The problem. Repeat the listing below in full, exactly as it stands.

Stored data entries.
▼
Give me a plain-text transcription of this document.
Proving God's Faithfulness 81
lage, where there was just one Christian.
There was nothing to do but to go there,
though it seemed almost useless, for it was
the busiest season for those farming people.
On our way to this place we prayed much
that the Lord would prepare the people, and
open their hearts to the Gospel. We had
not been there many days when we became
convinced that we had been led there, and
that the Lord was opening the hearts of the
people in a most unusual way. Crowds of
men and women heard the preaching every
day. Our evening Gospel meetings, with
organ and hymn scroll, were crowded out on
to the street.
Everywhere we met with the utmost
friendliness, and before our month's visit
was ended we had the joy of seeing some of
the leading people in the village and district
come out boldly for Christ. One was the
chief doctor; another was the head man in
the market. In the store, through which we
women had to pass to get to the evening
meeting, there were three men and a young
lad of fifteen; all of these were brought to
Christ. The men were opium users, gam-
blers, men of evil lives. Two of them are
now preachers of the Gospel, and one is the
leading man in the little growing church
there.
▲
Exercise solution.
Give me a plain-text transcription of this document.
Proving God's Faithfulness 81
lage, where there was just one Christian.
There was nothing to do but to go there,
though it seemed almost useless, for it was
the busiest season for those farming people.
On our way to this place we prayed much
that the Lord would prepare the people, and
open their hearts to the Gospel. We had
not been there many days when we became
convinced that we had been led there, and
that the Lord was opening the hearts of the
people in a most unusual way. Crowds of
men and women heard the preaching every
day. Our evening Gospel meetings, with
organ and hymn scroll, were crowded out on
to the street.
Everywhere we met with the utmost
friendliness, and before our month's visit
was ended we had the joy of seeing some of
the leading people in the village and district
come out boldly for Christ. One was the
chief doctor; another was the head man in
the market. In the store, through which we
women had to pass to get to the evening
meeting, there were three men and a young
lad of fifteen; all of these were brought to
Christ. The men were opium users, gam-
blers, men of evil lives. Two of them are
now preachers of the Gospel, and one is the
leading man in the little growing church
there.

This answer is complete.